* **WHAT TO DO**: Extract every line that contains the string "free".

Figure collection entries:
— Start —

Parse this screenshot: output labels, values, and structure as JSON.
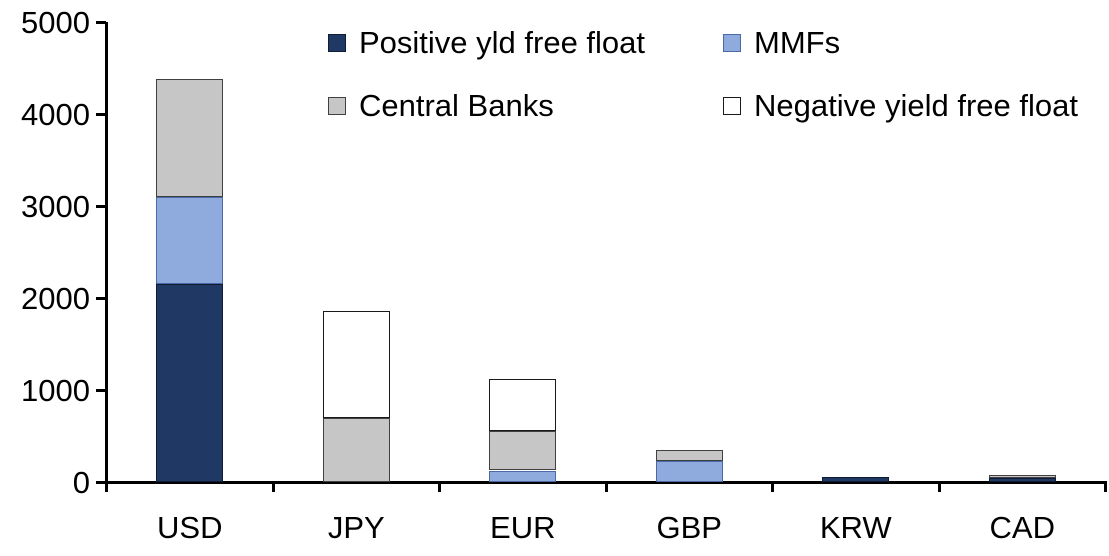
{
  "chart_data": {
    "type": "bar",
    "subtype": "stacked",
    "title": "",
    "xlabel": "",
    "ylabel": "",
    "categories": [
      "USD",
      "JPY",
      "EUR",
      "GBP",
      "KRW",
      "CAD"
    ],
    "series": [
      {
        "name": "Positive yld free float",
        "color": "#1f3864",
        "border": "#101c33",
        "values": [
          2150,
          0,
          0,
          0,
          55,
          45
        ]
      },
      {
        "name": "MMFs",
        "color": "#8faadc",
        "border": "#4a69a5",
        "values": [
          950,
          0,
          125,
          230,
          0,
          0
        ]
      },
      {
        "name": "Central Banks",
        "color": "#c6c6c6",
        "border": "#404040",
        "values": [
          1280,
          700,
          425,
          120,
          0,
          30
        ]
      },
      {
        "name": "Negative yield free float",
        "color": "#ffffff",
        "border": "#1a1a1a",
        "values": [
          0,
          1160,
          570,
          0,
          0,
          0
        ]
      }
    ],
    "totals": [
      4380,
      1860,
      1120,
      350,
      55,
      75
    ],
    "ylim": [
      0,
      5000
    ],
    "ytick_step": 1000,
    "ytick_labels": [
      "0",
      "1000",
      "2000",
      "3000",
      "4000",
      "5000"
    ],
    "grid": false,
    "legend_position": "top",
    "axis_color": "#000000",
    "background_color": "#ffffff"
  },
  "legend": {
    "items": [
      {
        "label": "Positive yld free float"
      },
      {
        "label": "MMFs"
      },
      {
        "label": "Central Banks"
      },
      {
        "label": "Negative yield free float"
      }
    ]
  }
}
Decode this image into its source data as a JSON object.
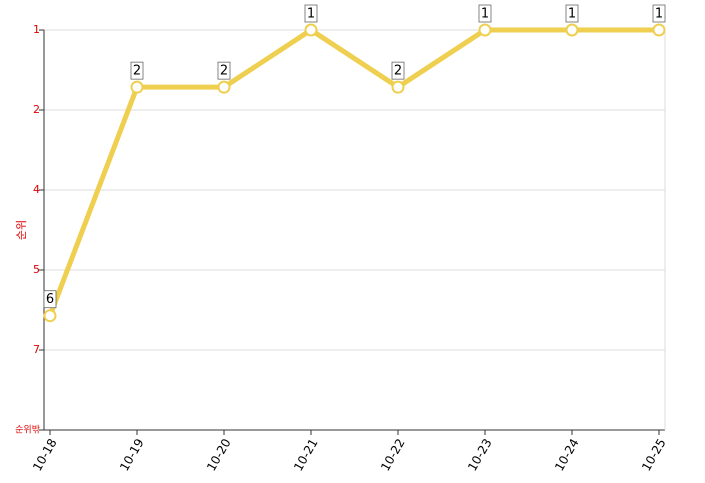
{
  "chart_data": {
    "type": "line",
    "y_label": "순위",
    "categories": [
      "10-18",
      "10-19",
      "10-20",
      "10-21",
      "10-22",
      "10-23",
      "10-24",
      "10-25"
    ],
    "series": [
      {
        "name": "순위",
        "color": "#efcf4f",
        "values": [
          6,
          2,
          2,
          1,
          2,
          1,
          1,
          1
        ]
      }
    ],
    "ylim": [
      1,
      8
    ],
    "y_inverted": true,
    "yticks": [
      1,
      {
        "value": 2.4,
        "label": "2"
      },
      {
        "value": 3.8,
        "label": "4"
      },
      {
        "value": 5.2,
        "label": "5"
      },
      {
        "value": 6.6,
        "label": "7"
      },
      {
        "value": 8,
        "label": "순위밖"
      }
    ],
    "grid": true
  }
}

— End —

* **FINISHED EXERCISE**:
        "name": "Positive yld free float",
        "name": "Negative yield free float",
        "label": "Positive yld free float"
        "label": "Negative yield free float"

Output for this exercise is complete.